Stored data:
####

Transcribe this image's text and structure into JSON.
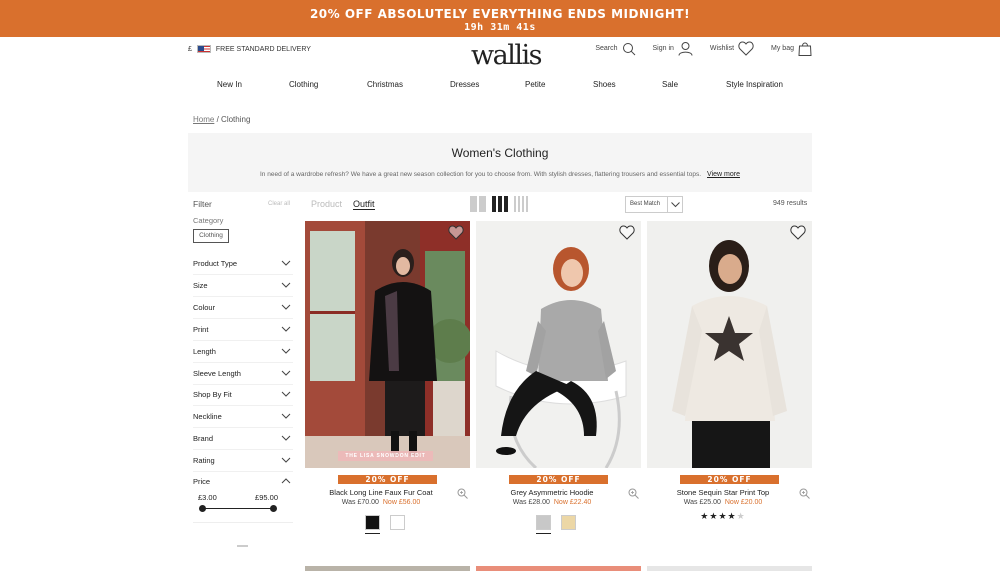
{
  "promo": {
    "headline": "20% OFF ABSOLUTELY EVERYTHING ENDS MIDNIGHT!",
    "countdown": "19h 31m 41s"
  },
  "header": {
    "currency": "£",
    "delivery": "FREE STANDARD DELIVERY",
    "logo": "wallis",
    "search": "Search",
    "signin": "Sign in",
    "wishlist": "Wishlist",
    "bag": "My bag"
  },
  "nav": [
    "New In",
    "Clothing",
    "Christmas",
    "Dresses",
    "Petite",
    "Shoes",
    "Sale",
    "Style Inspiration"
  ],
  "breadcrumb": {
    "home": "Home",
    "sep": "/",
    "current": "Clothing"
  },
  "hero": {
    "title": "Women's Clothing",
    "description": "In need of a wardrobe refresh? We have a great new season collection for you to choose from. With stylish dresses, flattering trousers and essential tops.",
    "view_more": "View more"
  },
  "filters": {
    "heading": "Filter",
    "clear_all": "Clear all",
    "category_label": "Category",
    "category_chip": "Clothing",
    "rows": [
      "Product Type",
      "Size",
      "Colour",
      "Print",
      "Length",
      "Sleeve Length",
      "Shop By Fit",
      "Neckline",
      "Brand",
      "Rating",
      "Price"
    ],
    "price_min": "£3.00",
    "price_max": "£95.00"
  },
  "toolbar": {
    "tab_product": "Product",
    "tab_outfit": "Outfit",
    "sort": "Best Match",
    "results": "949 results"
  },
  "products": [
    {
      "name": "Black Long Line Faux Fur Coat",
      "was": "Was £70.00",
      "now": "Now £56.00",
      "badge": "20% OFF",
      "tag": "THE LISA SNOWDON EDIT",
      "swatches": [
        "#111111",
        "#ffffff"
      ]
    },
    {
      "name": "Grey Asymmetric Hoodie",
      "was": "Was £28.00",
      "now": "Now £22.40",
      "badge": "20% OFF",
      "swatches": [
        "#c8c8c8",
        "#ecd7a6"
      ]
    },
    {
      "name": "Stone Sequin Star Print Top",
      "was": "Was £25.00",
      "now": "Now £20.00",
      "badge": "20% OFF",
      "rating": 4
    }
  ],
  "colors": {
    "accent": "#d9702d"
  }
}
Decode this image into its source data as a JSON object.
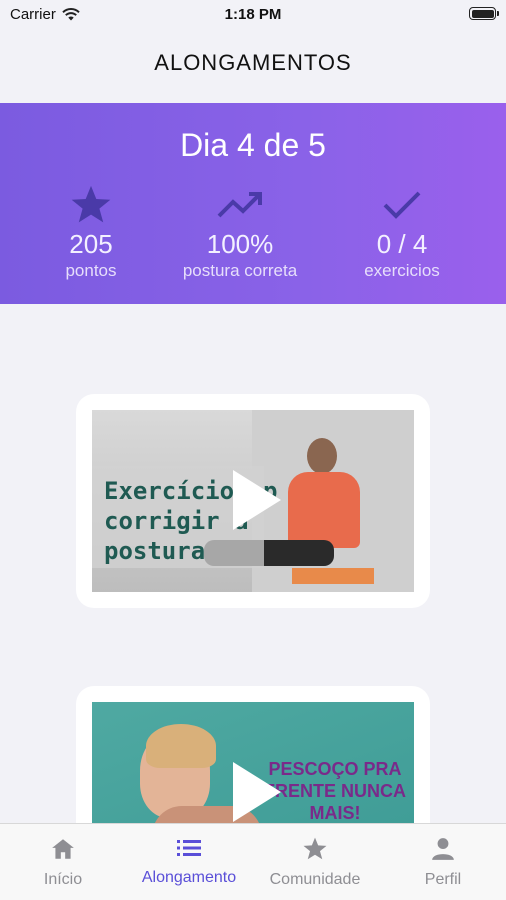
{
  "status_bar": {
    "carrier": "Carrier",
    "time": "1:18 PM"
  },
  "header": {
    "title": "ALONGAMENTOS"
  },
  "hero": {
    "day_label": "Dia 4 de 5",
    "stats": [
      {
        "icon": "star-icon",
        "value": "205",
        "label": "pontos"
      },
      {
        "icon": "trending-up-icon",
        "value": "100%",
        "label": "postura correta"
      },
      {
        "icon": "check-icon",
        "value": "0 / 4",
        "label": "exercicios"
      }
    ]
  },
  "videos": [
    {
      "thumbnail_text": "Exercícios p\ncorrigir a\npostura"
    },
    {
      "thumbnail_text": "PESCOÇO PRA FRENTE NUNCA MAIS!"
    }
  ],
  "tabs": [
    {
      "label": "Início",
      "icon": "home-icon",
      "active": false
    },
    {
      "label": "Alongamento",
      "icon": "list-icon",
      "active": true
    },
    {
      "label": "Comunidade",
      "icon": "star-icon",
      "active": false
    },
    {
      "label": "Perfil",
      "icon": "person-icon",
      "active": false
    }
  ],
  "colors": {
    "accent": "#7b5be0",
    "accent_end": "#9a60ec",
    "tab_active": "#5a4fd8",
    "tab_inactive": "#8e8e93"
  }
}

####

Print out the material word for word, omitting the pictures.

Transcribe this image's text and structure into JSON.
{
  "promo": {
    "headline": "20% OFF ABSOLUTELY EVERYTHING ENDS MIDNIGHT!",
    "countdown": "19h 31m 41s"
  },
  "header": {
    "currency": "£",
    "delivery": "FREE STANDARD DELIVERY",
    "logo": "wallis",
    "search": "Search",
    "signin": "Sign in",
    "wishlist": "Wishlist",
    "bag": "My bag"
  },
  "nav": [
    "New In",
    "Clothing",
    "Christmas",
    "Dresses",
    "Petite",
    "Shoes",
    "Sale",
    "Style Inspiration"
  ],
  "breadcrumb": {
    "home": "Home",
    "sep": "/",
    "current": "Clothing"
  },
  "hero": {
    "title": "Women's Clothing",
    "description": "In need of a wardrobe refresh? We have a great new season collection for you to choose from. With stylish dresses, flattering trousers and essential tops.",
    "view_more": "View more"
  },
  "filters": {
    "heading": "Filter",
    "clear_all": "Clear all",
    "category_label": "Category",
    "category_chip": "Clothing",
    "rows": [
      "Product Type",
      "Size",
      "Colour",
      "Print",
      "Length",
      "Sleeve Length",
      "Shop By Fit",
      "Neckline",
      "Brand",
      "Rating",
      "Price"
    ],
    "price_min": "£3.00",
    "price_max": "£95.00"
  },
  "toolbar": {
    "tab_product": "Product",
    "tab_outfit": "Outfit",
    "sort": "Best Match",
    "results": "949 results"
  },
  "products": [
    {
      "name": "Black Long Line Faux Fur Coat",
      "was": "Was £70.00",
      "now": "Now £56.00",
      "badge": "20% OFF",
      "tag": "THE LISA SNOWDON EDIT",
      "swatches": [
        "#111111",
        "#ffffff"
      ]
    },
    {
      "name": "Grey Asymmetric Hoodie",
      "was": "Was £28.00",
      "now": "Now £22.40",
      "badge": "20% OFF",
      "swatches": [
        "#c8c8c8",
        "#ecd7a6"
      ]
    },
    {
      "name": "Stone Sequin Star Print Top",
      "was": "Was £25.00",
      "now": "Now £20.00",
      "badge": "20% OFF",
      "rating": 4
    }
  ],
  "colors": {
    "accent": "#d9702d"
  }
}
Decode this image into its source data as a JSON object.
{
  "status_bar": {
    "carrier": "Carrier",
    "time": "1:18 PM"
  },
  "header": {
    "title": "ALONGAMENTOS"
  },
  "hero": {
    "day_label": "Dia 4 de 5",
    "stats": [
      {
        "icon": "star-icon",
        "value": "205",
        "label": "pontos"
      },
      {
        "icon": "trending-up-icon",
        "value": "100%",
        "label": "postura correta"
      },
      {
        "icon": "check-icon",
        "value": "0 / 4",
        "label": "exercicios"
      }
    ]
  },
  "videos": [
    {
      "thumbnail_text": "Exercícios p\ncorrigir a\npostura"
    },
    {
      "thumbnail_text": "PESCOÇO PRA FRENTE NUNCA MAIS!"
    }
  ],
  "tabs": [
    {
      "label": "Início",
      "icon": "home-icon",
      "active": false
    },
    {
      "label": "Alongamento",
      "icon": "list-icon",
      "active": true
    },
    {
      "label": "Comunidade",
      "icon": "star-icon",
      "active": false
    },
    {
      "label": "Perfil",
      "icon": "person-icon",
      "active": false
    }
  ],
  "colors": {
    "accent": "#7b5be0",
    "accent_end": "#9a60ec",
    "tab_active": "#5a4fd8",
    "tab_inactive": "#8e8e93"
  }
}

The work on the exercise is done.